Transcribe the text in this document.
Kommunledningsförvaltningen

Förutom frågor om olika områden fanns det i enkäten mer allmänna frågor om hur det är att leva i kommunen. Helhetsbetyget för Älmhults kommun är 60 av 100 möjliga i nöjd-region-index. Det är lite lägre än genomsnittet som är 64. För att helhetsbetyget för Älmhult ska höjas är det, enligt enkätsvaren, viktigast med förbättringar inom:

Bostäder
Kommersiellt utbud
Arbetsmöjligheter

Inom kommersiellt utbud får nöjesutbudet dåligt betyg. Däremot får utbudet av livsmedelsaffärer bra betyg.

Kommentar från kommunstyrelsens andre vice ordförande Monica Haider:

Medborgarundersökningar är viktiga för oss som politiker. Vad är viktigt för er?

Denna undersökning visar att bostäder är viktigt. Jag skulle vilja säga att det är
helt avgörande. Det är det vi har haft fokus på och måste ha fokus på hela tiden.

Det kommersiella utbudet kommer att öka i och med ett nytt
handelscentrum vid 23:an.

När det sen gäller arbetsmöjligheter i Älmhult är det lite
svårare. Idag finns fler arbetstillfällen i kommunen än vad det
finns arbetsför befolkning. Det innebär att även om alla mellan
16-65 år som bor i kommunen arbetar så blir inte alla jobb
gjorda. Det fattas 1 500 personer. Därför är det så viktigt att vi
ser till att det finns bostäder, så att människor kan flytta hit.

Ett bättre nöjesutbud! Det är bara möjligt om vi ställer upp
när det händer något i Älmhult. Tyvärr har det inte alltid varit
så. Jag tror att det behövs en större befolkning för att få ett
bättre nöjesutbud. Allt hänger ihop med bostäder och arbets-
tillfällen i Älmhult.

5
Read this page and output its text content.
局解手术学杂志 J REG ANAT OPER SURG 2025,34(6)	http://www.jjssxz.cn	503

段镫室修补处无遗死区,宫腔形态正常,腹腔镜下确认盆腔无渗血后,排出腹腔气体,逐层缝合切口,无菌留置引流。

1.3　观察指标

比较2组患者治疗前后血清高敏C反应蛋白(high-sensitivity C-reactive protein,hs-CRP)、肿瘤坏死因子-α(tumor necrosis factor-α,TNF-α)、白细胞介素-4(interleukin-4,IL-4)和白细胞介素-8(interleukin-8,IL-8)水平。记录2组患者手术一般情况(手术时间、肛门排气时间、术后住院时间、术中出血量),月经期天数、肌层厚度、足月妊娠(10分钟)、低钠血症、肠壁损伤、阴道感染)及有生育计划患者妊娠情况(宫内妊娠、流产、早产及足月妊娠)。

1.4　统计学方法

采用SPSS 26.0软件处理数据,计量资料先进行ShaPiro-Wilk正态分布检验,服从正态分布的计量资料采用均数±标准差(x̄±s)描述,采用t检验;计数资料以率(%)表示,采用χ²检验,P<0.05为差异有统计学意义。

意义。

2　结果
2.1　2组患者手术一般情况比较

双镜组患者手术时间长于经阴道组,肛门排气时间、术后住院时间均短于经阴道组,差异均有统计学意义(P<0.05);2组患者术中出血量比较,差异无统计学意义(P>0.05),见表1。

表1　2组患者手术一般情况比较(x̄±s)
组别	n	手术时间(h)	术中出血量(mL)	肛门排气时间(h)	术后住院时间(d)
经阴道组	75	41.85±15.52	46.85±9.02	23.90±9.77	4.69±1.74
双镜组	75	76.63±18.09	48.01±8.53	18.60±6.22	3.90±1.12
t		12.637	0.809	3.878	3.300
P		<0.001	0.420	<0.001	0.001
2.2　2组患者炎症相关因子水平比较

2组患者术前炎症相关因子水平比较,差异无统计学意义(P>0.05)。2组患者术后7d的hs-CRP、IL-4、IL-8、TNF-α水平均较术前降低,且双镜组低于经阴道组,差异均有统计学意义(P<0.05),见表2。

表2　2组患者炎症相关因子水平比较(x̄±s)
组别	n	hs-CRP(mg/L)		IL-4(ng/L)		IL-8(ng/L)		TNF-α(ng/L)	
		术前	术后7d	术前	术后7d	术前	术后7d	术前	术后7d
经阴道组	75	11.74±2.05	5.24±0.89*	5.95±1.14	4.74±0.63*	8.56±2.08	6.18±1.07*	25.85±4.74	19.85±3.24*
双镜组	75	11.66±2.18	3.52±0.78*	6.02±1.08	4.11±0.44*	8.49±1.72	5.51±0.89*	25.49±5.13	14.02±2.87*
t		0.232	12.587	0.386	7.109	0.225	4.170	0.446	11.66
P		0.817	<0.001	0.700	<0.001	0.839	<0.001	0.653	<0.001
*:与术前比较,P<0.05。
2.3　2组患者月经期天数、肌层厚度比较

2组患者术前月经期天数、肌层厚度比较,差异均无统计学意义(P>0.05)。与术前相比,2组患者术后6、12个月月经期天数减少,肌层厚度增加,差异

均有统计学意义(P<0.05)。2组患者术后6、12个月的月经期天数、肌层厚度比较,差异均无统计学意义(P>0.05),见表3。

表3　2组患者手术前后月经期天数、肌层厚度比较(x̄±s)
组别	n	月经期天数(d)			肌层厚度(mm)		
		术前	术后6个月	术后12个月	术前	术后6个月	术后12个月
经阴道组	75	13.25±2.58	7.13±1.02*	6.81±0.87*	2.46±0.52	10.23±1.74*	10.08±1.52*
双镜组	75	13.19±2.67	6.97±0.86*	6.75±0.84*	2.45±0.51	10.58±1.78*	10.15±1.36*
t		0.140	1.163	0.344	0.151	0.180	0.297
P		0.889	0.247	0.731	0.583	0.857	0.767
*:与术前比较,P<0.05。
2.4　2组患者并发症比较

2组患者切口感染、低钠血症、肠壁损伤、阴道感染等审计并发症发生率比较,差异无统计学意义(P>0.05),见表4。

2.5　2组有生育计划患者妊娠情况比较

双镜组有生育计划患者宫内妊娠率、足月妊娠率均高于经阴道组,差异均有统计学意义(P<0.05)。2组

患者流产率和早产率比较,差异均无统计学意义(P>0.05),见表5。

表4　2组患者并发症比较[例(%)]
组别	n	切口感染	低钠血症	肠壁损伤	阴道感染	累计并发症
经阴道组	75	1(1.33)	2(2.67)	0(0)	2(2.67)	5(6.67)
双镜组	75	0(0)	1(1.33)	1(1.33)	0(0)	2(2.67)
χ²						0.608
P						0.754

* [Problem to work on]
Output each line of the records above exactly.

* [Answer to this exercise]
Transcribe the text in this document.
Kommunledningsförvaltningen

Förutom frågor om olika områden fanns det i enkäten mer allmänna frågor om hur det är att leva i kommunen. Helhetsbetyget för Älmhults kommun är 60 av 100 möjliga i nöjd-region-index. Det är lite lägre än genomsnittet som är 64. För att helhetsbetyget för Älmhult ska höjas är det, enligt enkätsvaren, viktigast med förbättringar inom:

Bostäder
Kommersiellt utbud
Arbetsmöjligheter

Inom kommersiellt utbud får nöjesutbudet dåligt betyg. Däremot får utbudet av livsmedelsaffärer bra betyg.

Kommentar från kommunstyrelsens andre vice ordförande Monica Haider:

Medborgarundersökningar är viktiga för oss som politiker. Vad är viktigt för er?

Denna undersökning visar att bostäder är viktigt. Jag skulle vilja säga att det är
helt avgörande. Det är det vi har haft fokus på och måste ha fokus på hela tiden.

Det kommersiella utbudet kommer att öka i och med ett nytt
handelscentrum vid 23:an.

När det sen gäller arbetsmöjligheter i Älmhult är det lite
svårare. Idag finns fler arbetstillfällen i kommunen än vad det
finns arbetsför befolkning. Det innebär att även om alla mellan
16-65 år som bor i kommunen arbetar så blir inte alla jobb
gjorda. Det fattas 1 500 personer. Därför är det så viktigt att vi
ser till att det finns bostäder, så att människor kan flytta hit.

Ett bättre nöjesutbud! Det är bara möjligt om vi ställer upp
när det händer något i Älmhult. Tyvärr har det inte alltid varit
så. Jag tror att det behövs en större befolkning för att få ett
bättre nöjesutbud. Allt hänger ihop med bostäder och arbets-
tillfällen i Älmhult.

5
Read this page and output its text content.
局解手术学杂志 J REG ANAT OPER SURG 2025,34(6)	http://www.jjssxz.cn	503

段镫室修补处无遗死区,宫腔形态正常,腹腔镜下确认盆腔无渗血后,排出腹腔气体,逐层缝合切口,无菌留置引流。

1.3　观察指标

比较2组患者治疗前后血清高敏C反应蛋白(high-sensitivity C-reactive protein,hs-CRP)、肿瘤坏死因子-α(tumor necrosis factor-α,TNF-α)、白细胞介素-4(interleukin-4,IL-4)和白细胞介素-8(interleukin-8,IL-8)水平。记录2组患者手术一般情况(手术时间、肛门排气时间、术后住院时间、术中出血量),月经期天数、肌层厚度、足月妊娠(10分钟)、低钠血症、肠壁损伤、阴道感染)及有生育计划患者妊娠情况(宫内妊娠、流产、早产及足月妊娠)。

1.4　统计学方法

采用SPSS 26.0软件处理数据,计量资料先进行ShaPiro-Wilk正态分布检验,服从正态分布的计量资料采用均数±标准差(x̄±s)描述,采用t检验;计数资料以率(%)表示,采用χ²检验,P<0.05为差异有统计学意义。

意义。

2　结果
2.1　2组患者手术一般情况比较

双镜组患者手术时间长于经阴道组,肛门排气时间、术后住院时间均短于经阴道组,差异均有统计学意义(P<0.05);2组患者术中出血量比较,差异无统计学意义(P>0.05),见表1。

表1　2组患者手术一般情况比较(x̄±s)
组别	n	手术时间(h)	术中出血量(mL)	肛门排气时间(h)	术后住院时间(d)
经阴道组	75	41.85±15.52	46.85±9.02	23.90±9.77	4.69±1.74
双镜组	75	76.63±18.09	48.01±8.53	18.60±6.22	3.90±1.12
t		12.637	0.809	3.878	3.300
P		<0.001	0.420	<0.001	0.001
2.2　2组患者炎症相关因子水平比较

2组患者术前炎症相关因子水平比较,差异无统计学意义(P>0.05)。2组患者术后7d的hs-CRP、IL-4、IL-8、TNF-α水平均较术前降低,且双镜组低于经阴道组,差异均有统计学意义(P<0.05),见表2。

表2　2组患者炎症相关因子水平比较(x̄±s)
组别	n	hs-CRP(mg/L)		IL-4(ng/L)		IL-8(ng/L)		TNF-α(ng/L)	
		术前	术后7d	术前	术后7d	术前	术后7d	术前	术后7d
经阴道组	75	11.74±2.05	5.24±0.89*	5.95±1.14	4.74±0.63*	8.56±2.08	6.18±1.07*	25.85±4.74	19.85±3.24*
双镜组	75	11.66±2.18	3.52±0.78*	6.02±1.08	4.11±0.44*	8.49±1.72	5.51±0.89*	25.49±5.13	14.02±2.87*
t		0.232	12.587	0.386	7.109	0.225	4.170	0.446	11.66
P		0.817	<0.001	0.700	<0.001	0.839	<0.001	0.653	<0.001
*:与术前比较,P<0.05。
2.3　2组患者月经期天数、肌层厚度比较

2组患者术前月经期天数、肌层厚度比较,差异均无统计学意义(P>0.05)。与术前相比,2组患者术后6、12个月月经期天数减少,肌层厚度增加,差异

均有统计学意义(P<0.05)。2组患者术后6、12个月的月经期天数、肌层厚度比较,差异均无统计学意义(P>0.05),见表3。

表3　2组患者手术前后月经期天数、肌层厚度比较(x̄±s)
组别	n	月经期天数(d)			肌层厚度(mm)		
		术前	术后6个月	术后12个月	术前	术后6个月	术后12个月
经阴道组	75	13.25±2.58	7.13±1.02*	6.81±0.87*	2.46±0.52	10.23±1.74*	10.08±1.52*
双镜组	75	13.19±2.67	6.97±0.86*	6.75±0.84*	2.45±0.51	10.58±1.78*	10.15±1.36*
t		0.140	1.163	0.344	0.151	0.180	0.297
P		0.889	0.247	0.731	0.583	0.857	0.767
*:与术前比较,P<0.05。
2.4　2组患者并发症比较

2组患者切口感染、低钠血症、肠壁损伤、阴道感染等审计并发症发生率比较,差异无统计学意义(P>0.05),见表4。

2.5　2组有生育计划患者妊娠情况比较

双镜组有生育计划患者宫内妊娠率、足月妊娠率均高于经阴道组,差异均有统计学意义(P<0.05)。2组

患者流产率和早产率比较,差异均无统计学意义(P>0.05),见表5。

表4　2组患者并发症比较[例(%)]
组别	n	切口感染	低钠血症	肠壁损伤	阴道感染	累计并发症
经阴道组	75	1(1.33)	2(2.67)	0(0)	2(2.67)	5(6.67)
双镜组	75	0(0)	1(1.33)	1(1.33)	0(0)	2(2.67)
χ²						0.608
P						0.754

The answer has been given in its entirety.